Data entries
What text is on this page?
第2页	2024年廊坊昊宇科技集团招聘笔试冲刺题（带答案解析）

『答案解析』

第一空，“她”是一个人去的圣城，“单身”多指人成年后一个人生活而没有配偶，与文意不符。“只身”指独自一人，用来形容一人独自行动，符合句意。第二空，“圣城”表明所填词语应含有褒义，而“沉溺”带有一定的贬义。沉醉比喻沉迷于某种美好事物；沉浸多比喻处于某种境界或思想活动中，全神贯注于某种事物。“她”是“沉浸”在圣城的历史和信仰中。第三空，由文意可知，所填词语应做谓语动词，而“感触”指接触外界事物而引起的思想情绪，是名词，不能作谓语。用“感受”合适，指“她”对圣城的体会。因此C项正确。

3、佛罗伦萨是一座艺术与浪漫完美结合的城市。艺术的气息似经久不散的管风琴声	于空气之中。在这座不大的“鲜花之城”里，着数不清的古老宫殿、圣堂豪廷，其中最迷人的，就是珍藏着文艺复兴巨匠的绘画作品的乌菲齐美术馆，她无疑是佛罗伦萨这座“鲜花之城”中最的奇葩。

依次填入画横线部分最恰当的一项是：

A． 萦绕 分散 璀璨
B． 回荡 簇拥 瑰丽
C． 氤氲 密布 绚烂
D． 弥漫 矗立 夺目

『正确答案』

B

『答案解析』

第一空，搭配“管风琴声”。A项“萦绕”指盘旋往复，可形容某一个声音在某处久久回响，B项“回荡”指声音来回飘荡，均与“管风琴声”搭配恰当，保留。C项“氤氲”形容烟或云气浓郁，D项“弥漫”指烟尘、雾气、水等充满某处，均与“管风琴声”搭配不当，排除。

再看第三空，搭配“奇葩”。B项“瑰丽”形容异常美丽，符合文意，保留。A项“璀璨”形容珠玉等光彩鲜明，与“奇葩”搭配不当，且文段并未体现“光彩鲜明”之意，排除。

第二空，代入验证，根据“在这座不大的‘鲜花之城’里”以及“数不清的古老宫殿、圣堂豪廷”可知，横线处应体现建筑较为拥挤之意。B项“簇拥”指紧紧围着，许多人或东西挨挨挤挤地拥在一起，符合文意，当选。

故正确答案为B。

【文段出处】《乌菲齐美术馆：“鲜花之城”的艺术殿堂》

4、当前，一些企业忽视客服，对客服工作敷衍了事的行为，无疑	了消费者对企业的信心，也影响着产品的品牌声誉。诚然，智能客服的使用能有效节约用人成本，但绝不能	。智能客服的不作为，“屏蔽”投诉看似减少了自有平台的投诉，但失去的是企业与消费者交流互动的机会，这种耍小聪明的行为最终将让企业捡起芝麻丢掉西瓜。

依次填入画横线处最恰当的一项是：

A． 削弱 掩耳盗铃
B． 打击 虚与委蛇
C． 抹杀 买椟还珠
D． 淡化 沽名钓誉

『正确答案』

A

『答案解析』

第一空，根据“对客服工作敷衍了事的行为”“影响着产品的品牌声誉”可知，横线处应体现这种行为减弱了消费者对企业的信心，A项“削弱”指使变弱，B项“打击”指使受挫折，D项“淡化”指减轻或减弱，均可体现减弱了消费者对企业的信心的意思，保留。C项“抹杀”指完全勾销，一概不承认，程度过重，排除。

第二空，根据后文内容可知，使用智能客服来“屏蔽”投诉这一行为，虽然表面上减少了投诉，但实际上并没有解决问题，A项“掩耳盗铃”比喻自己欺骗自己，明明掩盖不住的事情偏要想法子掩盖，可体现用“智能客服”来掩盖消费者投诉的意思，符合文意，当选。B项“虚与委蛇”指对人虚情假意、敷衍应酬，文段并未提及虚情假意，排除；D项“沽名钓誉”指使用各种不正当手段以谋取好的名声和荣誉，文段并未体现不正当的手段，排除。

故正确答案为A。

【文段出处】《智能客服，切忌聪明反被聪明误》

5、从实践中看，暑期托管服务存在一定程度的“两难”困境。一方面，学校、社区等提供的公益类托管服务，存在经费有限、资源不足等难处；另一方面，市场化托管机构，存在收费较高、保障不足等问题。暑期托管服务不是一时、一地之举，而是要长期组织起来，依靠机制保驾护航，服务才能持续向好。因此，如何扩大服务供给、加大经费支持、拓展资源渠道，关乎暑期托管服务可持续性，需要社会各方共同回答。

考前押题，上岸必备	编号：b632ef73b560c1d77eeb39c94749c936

• **Task to complete**:
Of the lines in the entries, how many include the word "虚与委蛇"? State only the number.

• **Exercise solution**:
2